AIM: Copy out the entries below precisely; nothing is to be omitted.

RECORDS FOR THE EXERCISE:
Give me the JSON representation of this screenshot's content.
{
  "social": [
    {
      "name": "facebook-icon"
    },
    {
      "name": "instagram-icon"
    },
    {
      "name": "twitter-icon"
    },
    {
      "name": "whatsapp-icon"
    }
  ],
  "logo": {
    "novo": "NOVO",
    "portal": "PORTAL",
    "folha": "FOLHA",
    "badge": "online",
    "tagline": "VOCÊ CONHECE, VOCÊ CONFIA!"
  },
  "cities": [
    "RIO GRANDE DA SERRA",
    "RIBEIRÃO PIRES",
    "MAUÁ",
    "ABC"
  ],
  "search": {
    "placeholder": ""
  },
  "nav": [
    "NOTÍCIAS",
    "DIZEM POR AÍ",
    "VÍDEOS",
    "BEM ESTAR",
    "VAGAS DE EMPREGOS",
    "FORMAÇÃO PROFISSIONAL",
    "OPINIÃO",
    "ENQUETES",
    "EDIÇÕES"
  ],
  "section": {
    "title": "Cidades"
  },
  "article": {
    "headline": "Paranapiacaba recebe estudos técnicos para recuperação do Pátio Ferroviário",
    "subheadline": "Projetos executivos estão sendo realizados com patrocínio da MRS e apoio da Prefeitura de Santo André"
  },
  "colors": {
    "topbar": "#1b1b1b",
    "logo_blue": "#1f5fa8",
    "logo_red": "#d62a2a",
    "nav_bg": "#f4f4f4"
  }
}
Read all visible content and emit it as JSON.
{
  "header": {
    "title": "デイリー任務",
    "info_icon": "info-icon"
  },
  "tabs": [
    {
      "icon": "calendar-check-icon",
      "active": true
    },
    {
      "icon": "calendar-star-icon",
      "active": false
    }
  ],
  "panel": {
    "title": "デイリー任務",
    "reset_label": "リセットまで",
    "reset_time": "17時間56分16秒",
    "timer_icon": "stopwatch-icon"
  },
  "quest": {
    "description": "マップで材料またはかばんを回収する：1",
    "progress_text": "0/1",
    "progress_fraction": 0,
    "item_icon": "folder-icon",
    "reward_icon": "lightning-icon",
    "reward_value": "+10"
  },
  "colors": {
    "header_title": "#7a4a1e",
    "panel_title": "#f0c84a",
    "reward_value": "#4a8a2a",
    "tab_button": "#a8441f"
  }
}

SOLUTION TO THIS EXERCISE:
Give me the JSON representation of this screenshot's content.
{
  "social": [
    {
      "name": "facebook-icon"
    },
    {
      "name": "instagram-icon"
    },
    {
      "name": "twitter-icon"
    },
    {
      "name": "whatsapp-icon"
    }
  ],
  "logo": {
    "novo": "NOVO",
    "portal": "PORTAL",
    "folha": "FOLHA",
    "badge": "online",
    "tagline": "VOCÊ CONHECE, VOCÊ CONFIA!"
  },
  "cities": [
    "RIO GRANDE DA SERRA",
    "RIBEIRÃO PIRES",
    "MAUÁ",
    "ABC"
  ],
  "search": {
    "placeholder": ""
  },
  "nav": [
    "NOTÍCIAS",
    "DIZEM POR AÍ",
    "VÍDEOS",
    "BEM ESTAR",
    "VAGAS DE EMPREGOS",
    "FORMAÇÃO PROFISSIONAL",
    "OPINIÃO",
    "ENQUETES",
    "EDIÇÕES"
  ],
  "section": {
    "title": "Cidades"
  },
  "article": {
    "headline": "Paranapiacaba recebe estudos técnicos para recuperação do Pátio Ferroviário",
    "subheadline": "Projetos executivos estão sendo realizados com patrocínio da MRS e apoio da Prefeitura de Santo André"
  },
  "colors": {
    "topbar": "#1b1b1b",
    "logo_blue": "#1f5fa8",
    "logo_red": "#d62a2a",
    "nav_bg": "#f4f4f4"
  }
}
Read all visible content and emit it as JSON.
{
  "header": {
    "title": "デイリー任務",
    "info_icon": "info-icon"
  },
  "tabs": [
    {
      "icon": "calendar-check-icon",
      "active": true
    },
    {
      "icon": "calendar-star-icon",
      "active": false
    }
  ],
  "panel": {
    "title": "デイリー任務",
    "reset_label": "リセットまで",
    "reset_time": "17時間56分16秒",
    "timer_icon": "stopwatch-icon"
  },
  "quest": {
    "description": "マップで材料またはかばんを回収する：1",
    "progress_text": "0/1",
    "progress_fraction": 0,
    "item_icon": "folder-icon",
    "reward_icon": "lightning-icon",
    "reward_value": "+10"
  },
  "colors": {
    "header_title": "#7a4a1e",
    "panel_title": "#f0c84a",
    "reward_value": "#4a8a2a",
    "tab_button": "#a8441f"
  }
}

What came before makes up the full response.